Taste and Explore Little Saigon; Help Japan

Little Saigon, Orange County - California 14

Part of my aim for the blog, whether consciously or subconsciously, is to show others what's available around them so they can discover it for themselves. But I also get that venturing into new territory can be intimidating. I've long believed that the best way to learn about another cuisine, and by extension another culture, is through someone you trust introducing it to you firsthand. Learning about food through a friend makes unfamiliar dishes familiar, and teaches you about another culture without the prolonged history lectures.

The other aspect of blogging that keeps me engaged is the sense of community that gets formed -- learning from each other, making friends, and uniting over common goals. I don't often talk of current events, but it seems impossible to ignore the devastation in Japan following last month's earthquake and tsunami. Not that natural disasters and their toll should be ignored, just that my ability to do much about them seems miniscule. People do what they can with what they have, and I've always left it at that. A lot of bloggers have been reaching out to do what they can to help -- distributing socks, making quilts for survivors, or selling photography manuals for charity.

Recently, I pitched to my advertiser, Foodbuzz, the idea of exploring northern, central, and southern Vietnamese regional cuisine in Little Saigon for its monthly 24, 24, 24 series. It was accepted. Yay! And while I've done this a few times before, applying the stipend toward the cost of supplies or treating my friends to a nice meal, I'd rather use the stipend this time for something more.

So this coming Saturday, April 30, just in time for the anniversary of the Fall of Saigon, come explore Little Saigon with me.

For a $50 donation, or more if you wish, which will also include several meals, you'll have me as a culinary and historical tour guide to Little Saigon.

Little Saigon, Orange County - California 15

If you've been too intimidated to venture into the area by yourself, you'll have me to answer any questions you may have. If you've read my post about the history of Little Saigon and by extension, a history of Vietnamese Americans, a lot of this information will sound familiar. Apologies in advance, but my family and friends know I repeat my stories all the time. Just think! You can hear me drone on and on yet again!

DATASET EXTRACT
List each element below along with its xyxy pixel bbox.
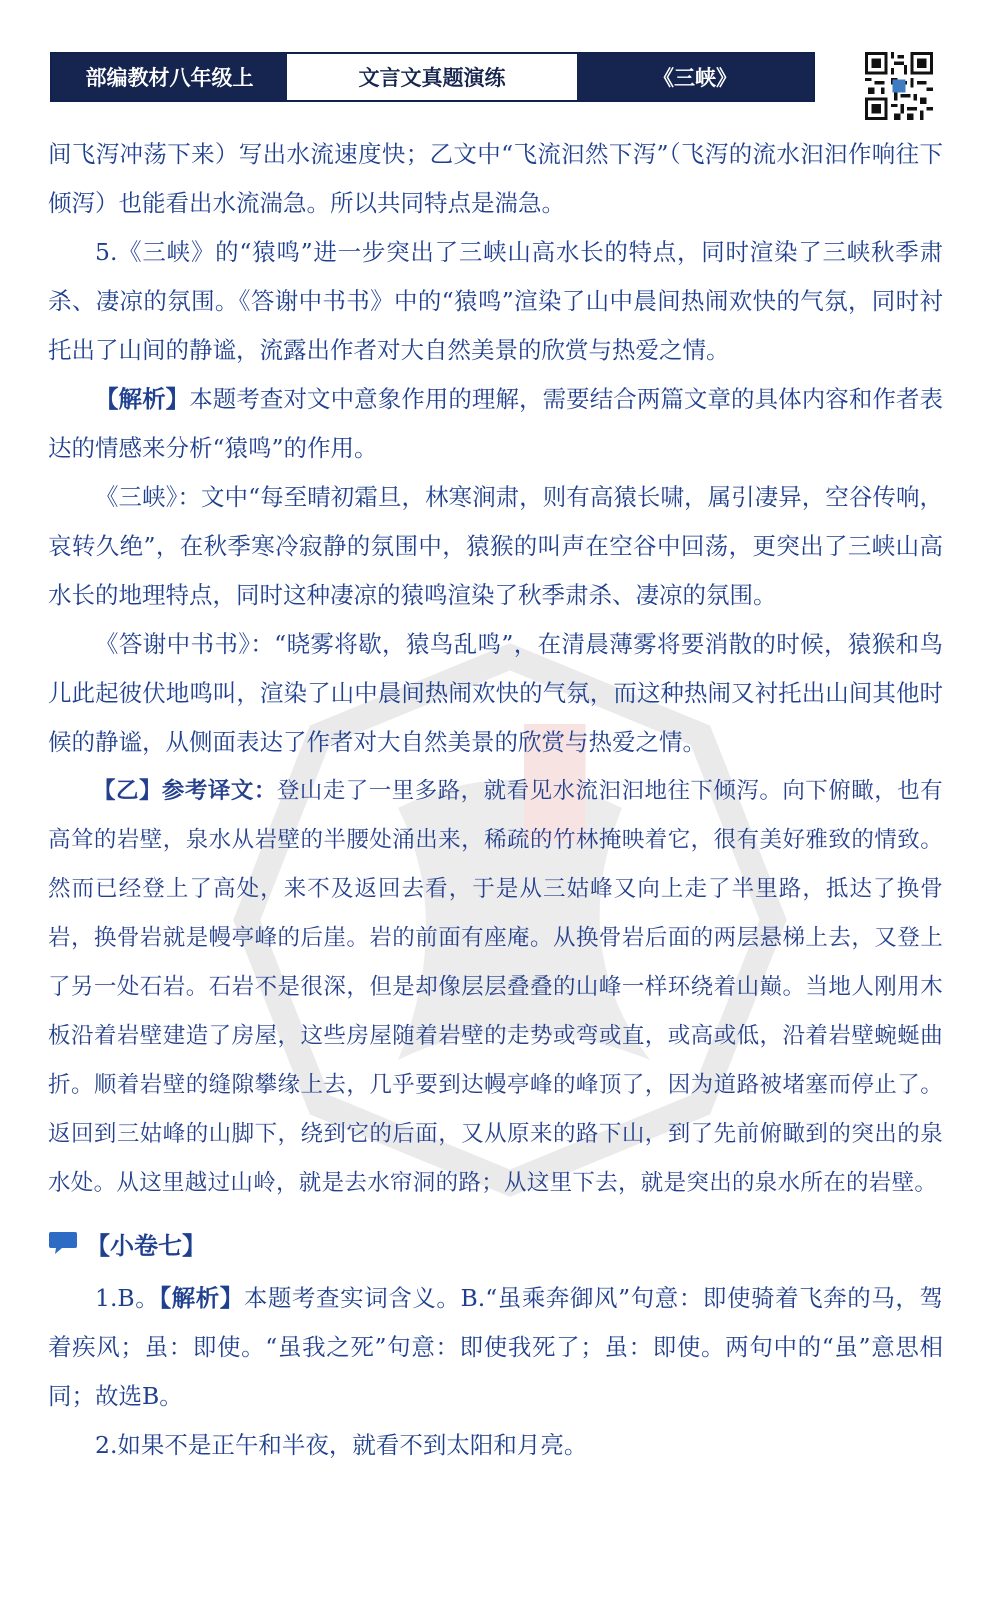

AIM OF THE TASK
Reproduce the passage from the Little Saigon post starting with "Little Saigon, Orange County - California 14" and going on through "prolonged history lectures.".

RESPONSE TO THE EXERCISE
Little Saigon, Orange County - California 14

Part of my aim for the blog, whether consciously or subconsciously, is to show others what's available around them so they can discover it for themselves. But I also get that venturing into new territory can be intimidating. I've long believed that the best way to learn about another cuisine, and by extension another culture, is through someone you trust introducing it to you firsthand. Learning about food through a friend makes unfamiliar dishes familiar, and teaches you about another culture without the prolonged history lectures.